__EXERCISE GOAL__.
Report the total number of lines that include the string "وغیرہ", without any other text.

__DATA EXCERPTS__.

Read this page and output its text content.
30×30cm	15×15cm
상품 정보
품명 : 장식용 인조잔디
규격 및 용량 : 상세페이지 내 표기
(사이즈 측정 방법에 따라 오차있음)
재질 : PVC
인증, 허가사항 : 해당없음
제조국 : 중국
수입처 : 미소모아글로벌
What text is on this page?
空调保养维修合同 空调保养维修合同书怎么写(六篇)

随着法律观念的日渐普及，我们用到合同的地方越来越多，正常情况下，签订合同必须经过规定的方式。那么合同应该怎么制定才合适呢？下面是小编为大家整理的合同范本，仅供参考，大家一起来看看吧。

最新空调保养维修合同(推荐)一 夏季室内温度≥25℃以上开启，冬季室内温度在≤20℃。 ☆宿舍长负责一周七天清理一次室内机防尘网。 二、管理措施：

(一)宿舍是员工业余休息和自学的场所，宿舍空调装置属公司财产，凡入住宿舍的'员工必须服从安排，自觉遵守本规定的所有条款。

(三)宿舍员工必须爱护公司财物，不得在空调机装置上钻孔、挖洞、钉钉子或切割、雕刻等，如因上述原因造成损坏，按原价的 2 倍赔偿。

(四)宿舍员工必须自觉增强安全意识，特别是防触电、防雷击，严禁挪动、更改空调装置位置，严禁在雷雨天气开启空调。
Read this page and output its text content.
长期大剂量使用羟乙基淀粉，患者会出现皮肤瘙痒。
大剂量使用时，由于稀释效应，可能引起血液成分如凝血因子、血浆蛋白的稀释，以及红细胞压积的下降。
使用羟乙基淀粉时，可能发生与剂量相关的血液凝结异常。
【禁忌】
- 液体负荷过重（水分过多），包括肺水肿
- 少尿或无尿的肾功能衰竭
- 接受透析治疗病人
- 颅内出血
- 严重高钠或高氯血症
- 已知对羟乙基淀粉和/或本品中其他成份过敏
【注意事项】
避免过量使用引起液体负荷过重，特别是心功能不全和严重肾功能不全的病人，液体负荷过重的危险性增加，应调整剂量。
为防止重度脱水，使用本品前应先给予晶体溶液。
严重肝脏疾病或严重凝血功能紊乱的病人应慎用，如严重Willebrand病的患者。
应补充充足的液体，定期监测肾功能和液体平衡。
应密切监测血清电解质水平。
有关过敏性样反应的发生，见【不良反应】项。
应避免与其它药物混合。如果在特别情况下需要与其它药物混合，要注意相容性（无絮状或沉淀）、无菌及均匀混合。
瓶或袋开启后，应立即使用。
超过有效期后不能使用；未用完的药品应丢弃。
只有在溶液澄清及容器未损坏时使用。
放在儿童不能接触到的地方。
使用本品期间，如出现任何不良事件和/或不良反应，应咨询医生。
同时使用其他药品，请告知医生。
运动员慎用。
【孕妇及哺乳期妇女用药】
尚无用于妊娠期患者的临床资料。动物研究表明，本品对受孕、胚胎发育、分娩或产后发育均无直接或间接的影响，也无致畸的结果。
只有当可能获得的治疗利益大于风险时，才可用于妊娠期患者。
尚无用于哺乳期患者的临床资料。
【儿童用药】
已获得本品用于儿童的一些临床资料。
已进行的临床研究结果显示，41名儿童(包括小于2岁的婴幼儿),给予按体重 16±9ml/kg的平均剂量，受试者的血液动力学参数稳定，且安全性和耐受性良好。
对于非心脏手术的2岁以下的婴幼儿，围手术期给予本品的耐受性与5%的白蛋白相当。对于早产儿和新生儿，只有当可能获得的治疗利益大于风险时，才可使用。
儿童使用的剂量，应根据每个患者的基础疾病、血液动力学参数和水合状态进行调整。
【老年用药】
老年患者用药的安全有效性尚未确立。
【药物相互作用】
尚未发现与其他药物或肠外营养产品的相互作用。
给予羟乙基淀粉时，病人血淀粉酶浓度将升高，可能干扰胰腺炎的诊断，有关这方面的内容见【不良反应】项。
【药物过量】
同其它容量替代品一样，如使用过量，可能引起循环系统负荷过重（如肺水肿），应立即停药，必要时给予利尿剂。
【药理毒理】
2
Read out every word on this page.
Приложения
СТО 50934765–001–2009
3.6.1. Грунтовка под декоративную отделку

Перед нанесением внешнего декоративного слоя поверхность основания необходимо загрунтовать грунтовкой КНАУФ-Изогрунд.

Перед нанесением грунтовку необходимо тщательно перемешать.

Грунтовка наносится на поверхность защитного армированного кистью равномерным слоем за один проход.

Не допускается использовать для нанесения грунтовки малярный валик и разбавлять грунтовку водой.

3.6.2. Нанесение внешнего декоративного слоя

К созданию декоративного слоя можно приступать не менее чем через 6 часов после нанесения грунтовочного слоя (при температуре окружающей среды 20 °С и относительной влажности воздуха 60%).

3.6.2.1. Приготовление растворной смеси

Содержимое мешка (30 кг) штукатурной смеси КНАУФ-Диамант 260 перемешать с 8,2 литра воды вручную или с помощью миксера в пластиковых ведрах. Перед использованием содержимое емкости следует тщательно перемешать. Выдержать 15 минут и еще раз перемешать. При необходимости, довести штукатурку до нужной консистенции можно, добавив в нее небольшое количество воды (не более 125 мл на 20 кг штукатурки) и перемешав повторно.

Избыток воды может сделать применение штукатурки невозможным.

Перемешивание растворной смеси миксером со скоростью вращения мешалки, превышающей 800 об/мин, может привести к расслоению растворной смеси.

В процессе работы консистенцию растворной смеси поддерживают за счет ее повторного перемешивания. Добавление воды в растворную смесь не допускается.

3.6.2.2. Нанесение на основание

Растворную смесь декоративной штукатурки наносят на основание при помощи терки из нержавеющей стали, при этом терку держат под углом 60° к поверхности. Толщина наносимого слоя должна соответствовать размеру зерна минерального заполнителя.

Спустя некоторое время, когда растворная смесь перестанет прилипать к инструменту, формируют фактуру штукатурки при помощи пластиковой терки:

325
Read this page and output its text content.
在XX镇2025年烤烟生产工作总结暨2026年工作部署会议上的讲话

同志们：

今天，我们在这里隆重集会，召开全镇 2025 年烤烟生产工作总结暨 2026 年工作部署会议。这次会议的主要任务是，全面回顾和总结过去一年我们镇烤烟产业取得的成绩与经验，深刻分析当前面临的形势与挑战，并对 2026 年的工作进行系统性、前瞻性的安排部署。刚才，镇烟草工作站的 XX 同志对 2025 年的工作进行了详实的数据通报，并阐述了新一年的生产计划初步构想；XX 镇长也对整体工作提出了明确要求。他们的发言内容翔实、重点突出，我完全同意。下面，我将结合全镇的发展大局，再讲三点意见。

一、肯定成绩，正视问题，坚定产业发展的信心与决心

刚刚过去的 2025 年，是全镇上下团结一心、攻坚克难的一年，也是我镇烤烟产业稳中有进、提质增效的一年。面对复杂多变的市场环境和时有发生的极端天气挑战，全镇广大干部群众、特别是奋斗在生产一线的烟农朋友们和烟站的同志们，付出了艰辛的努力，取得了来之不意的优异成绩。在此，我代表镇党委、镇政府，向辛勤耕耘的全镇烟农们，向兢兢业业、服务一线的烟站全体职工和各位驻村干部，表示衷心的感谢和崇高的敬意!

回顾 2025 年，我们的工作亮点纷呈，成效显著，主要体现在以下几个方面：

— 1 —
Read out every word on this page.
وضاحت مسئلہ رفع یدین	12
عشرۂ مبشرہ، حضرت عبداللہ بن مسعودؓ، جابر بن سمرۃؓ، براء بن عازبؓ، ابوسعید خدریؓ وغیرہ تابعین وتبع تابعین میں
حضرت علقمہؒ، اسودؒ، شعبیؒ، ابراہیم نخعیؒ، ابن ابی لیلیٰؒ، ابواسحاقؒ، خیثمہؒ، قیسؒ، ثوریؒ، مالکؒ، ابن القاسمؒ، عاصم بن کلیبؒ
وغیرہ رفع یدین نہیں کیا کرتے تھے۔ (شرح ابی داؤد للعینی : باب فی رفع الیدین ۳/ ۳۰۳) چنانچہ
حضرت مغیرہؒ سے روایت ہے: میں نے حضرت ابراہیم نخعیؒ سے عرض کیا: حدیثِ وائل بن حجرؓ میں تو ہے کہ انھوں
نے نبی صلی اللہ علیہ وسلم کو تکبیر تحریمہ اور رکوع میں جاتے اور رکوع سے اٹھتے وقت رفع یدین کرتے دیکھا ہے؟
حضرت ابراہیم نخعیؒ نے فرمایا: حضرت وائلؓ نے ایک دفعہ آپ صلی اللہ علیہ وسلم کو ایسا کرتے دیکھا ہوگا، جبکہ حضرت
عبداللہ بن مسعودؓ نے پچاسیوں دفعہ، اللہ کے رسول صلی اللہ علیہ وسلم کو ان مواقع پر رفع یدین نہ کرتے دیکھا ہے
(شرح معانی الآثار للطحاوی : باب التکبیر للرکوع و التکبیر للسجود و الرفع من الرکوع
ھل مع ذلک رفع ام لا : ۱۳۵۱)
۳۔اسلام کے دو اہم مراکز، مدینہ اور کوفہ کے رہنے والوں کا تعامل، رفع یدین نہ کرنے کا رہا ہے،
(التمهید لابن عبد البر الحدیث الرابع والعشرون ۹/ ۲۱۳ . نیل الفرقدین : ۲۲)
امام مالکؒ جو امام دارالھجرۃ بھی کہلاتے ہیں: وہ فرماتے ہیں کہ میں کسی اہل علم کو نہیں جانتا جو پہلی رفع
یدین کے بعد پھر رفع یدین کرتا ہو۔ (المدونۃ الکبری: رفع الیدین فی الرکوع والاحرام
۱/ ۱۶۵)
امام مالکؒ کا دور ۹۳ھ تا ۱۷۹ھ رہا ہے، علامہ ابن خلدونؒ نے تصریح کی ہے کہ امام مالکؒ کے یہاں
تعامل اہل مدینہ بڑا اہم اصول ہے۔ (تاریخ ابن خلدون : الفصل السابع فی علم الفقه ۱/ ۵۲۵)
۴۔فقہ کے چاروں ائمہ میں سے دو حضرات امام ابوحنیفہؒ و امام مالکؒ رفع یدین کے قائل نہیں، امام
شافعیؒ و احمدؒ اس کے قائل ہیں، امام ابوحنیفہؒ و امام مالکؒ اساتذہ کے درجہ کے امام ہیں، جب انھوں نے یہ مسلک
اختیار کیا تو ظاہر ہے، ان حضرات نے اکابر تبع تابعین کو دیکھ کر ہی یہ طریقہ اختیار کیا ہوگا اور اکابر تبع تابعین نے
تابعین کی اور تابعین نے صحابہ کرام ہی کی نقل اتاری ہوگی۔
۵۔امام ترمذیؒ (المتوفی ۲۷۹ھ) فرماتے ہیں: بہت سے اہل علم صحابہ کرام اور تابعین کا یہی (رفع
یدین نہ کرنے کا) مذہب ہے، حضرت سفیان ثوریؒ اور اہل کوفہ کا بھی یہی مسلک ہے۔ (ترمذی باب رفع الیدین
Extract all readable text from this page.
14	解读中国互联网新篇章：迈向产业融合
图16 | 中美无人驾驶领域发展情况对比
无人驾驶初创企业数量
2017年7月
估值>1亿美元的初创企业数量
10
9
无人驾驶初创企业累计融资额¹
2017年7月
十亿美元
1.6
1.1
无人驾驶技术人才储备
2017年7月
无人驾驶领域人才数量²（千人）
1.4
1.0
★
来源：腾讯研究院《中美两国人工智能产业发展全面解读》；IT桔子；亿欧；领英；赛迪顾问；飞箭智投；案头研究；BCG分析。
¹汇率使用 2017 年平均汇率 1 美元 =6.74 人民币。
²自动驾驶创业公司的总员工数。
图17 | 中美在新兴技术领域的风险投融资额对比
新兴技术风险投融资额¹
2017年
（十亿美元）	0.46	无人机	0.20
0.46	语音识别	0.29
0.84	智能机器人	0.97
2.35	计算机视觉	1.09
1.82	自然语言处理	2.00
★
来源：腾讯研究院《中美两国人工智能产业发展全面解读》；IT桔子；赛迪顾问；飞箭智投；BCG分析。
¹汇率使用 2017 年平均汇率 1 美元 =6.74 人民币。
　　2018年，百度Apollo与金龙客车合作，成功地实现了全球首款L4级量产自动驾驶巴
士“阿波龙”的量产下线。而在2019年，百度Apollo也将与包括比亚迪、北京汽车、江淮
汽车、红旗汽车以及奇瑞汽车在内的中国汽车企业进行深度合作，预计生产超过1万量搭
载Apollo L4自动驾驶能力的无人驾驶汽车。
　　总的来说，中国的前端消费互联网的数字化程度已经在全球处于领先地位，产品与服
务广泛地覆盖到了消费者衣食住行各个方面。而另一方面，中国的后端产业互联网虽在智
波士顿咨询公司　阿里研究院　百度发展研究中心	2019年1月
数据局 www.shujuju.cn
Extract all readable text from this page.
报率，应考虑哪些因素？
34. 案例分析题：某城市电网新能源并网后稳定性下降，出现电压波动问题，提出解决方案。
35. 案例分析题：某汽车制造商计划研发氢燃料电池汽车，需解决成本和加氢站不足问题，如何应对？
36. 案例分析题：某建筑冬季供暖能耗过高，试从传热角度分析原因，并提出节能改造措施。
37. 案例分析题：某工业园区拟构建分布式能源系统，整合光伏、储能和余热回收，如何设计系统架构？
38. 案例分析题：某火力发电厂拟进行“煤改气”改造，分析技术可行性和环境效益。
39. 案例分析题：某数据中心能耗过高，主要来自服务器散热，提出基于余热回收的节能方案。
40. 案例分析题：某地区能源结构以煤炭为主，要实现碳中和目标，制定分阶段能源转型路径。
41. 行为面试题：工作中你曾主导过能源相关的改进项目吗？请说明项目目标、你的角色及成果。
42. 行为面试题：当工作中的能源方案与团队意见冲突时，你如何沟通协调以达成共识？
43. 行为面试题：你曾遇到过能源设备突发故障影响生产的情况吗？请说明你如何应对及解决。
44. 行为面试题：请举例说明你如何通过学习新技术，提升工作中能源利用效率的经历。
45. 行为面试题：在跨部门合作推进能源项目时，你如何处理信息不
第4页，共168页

__RESPONSE FOR THIS EXERCISE__.
2